**Testo fornito**:

==================================================

Otto anni fa all’inaugurazione dell’anno accademico dell’Università Cattolica di Milano l’allora ministro dell’Economia Giulio Tremonti aveva proposto una bella metafora della situazione in cui si trova chi governa negli anni della crisi: «È come vivere in un
videogame, compare un mostro, lo combatti, lo vinci, ti rilassi e subito spunta un altro mostro più forte del primo». Allora i mostri erano i
subprime, poi sarebbero comparsi i debiti degli Stati, il rischio di rottura della zona euro, la crisi delle economie emergenti e quella delle materie prime. Oggi, a nove anni dai primi scricchiolii estivi di Borsa che presagivano la tempesta in arrivo, abbiamo davanti altri mostri economici, forse meno spaventosi, ma comunque sempre difficili da sconfiggere.
Per noi italiani ed europei quei mostri si chiamano deflazione, tassi a zero e crisi bancaria. Sembra però che siamo entrati in una fase di stanca di questo
videogame, un periodo in cui dopo avere combattuto a lungo contro questi nemici senza avere però vinto nessuna battaglia importante chi ha le armi per contrastarli ha impiegato già quasi tutto il suo arsenale e a questo punto non gli rimane molto da fare. Se non aspettare che nell’evoluzione naturale della situazione compaia qualche possibilità nuova.

==================================================

**Elenco dei compiti**:
**A)** Indica se ciascuna affermazione concorda con il testo sulla crisi, rispondendo sì o no e citando le parole decisive: (i) Tremonti fece la sua metafora all'inaugurazione dell'anno accademico dell'Università Cattolica di Milano; (ii) all'epoca Tremonti era ministro degli Esteri; (iii) oggi, per italiani ed europei, uno dei mostri è l'inflazione alta.
**B)** Elenca tutti i mostri economici nominati nel testo sulla crisi, sia quelli del passato sia quelli di oggi.
L'elenco riportato più avanti non è necessario.

Voci di dati estratti:
==================================================

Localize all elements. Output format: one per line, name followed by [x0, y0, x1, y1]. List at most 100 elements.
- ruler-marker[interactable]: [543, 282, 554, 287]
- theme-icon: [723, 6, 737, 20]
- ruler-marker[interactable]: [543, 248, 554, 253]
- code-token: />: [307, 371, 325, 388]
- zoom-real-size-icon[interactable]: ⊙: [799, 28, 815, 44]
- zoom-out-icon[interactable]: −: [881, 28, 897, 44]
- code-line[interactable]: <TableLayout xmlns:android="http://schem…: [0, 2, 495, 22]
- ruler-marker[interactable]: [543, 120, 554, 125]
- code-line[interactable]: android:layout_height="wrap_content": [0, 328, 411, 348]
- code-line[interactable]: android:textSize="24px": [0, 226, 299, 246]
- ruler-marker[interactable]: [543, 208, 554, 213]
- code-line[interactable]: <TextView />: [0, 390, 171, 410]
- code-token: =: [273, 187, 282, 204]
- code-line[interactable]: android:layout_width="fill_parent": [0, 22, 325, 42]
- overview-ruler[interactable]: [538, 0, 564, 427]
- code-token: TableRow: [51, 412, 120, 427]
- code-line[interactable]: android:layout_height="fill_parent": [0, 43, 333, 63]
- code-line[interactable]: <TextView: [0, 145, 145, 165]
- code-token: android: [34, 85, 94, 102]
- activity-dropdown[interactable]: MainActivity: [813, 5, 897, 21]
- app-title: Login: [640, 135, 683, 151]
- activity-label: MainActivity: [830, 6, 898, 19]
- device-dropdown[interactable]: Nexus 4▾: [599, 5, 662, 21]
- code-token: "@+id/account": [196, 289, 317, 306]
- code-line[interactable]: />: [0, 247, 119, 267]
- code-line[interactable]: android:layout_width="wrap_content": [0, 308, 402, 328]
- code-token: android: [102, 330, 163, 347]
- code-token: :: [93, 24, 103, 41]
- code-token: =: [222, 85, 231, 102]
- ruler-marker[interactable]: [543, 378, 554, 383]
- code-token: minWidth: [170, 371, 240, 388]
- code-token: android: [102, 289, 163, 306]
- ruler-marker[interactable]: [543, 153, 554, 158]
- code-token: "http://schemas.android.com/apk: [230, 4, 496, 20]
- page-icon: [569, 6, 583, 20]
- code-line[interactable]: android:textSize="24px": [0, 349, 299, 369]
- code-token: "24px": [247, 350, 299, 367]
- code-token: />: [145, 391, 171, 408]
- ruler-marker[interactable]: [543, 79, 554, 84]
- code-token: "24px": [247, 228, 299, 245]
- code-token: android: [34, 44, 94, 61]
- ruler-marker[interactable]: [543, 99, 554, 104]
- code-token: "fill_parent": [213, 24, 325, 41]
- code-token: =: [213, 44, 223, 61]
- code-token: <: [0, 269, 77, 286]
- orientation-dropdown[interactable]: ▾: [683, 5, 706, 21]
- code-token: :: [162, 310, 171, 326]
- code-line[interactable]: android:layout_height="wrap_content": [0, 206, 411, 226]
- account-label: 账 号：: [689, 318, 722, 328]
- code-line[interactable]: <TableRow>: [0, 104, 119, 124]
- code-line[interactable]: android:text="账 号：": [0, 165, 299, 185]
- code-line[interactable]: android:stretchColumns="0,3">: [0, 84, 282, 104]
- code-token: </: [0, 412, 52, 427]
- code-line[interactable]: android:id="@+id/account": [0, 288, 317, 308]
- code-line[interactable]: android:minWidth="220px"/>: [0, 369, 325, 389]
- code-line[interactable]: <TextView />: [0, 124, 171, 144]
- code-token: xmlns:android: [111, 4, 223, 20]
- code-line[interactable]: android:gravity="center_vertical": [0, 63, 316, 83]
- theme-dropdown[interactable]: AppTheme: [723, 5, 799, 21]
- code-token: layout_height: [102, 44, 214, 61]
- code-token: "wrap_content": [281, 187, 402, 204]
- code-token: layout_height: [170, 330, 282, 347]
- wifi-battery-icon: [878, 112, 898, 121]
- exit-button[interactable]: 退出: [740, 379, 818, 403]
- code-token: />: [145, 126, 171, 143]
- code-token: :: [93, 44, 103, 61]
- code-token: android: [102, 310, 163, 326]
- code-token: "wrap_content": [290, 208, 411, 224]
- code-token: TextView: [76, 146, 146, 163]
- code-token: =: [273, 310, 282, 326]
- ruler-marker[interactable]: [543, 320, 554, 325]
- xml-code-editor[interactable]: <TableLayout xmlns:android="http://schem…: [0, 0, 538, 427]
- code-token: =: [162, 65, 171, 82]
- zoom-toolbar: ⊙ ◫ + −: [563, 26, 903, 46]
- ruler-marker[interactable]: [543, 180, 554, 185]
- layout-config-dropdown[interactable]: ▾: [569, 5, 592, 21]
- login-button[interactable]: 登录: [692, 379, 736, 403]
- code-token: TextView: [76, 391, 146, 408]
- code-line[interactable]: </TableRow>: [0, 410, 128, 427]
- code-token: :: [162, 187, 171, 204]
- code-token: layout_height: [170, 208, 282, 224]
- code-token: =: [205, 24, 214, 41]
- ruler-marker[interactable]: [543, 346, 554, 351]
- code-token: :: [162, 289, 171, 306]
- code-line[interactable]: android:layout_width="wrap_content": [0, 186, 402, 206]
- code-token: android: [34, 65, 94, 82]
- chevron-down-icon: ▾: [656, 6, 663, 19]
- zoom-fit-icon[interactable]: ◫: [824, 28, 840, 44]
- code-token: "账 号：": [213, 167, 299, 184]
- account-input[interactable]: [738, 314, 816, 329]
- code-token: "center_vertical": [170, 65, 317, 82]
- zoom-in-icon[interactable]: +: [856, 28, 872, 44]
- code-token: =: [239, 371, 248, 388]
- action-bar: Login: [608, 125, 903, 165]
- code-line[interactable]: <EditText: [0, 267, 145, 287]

==================================================

**Soluzioni**:
**A)**
(i) Sì: «all’inaugurazione dell’anno accademico dell’Università Cattolica di Milano».
(ii) No: «l’allora ministro dell’Economia Giulio Tremonti».
(iii) No: «quei mostri si chiamano deflazione, tassi a zero e crisi bancaria».

**B)**
- i subprime
- i debiti degli Stati
- il rischio di rottura della zona euro
- la crisi delle economie emergenti
- la crisi delle materie prime
- la deflazione
- i tassi a zero
- la crisi bancaria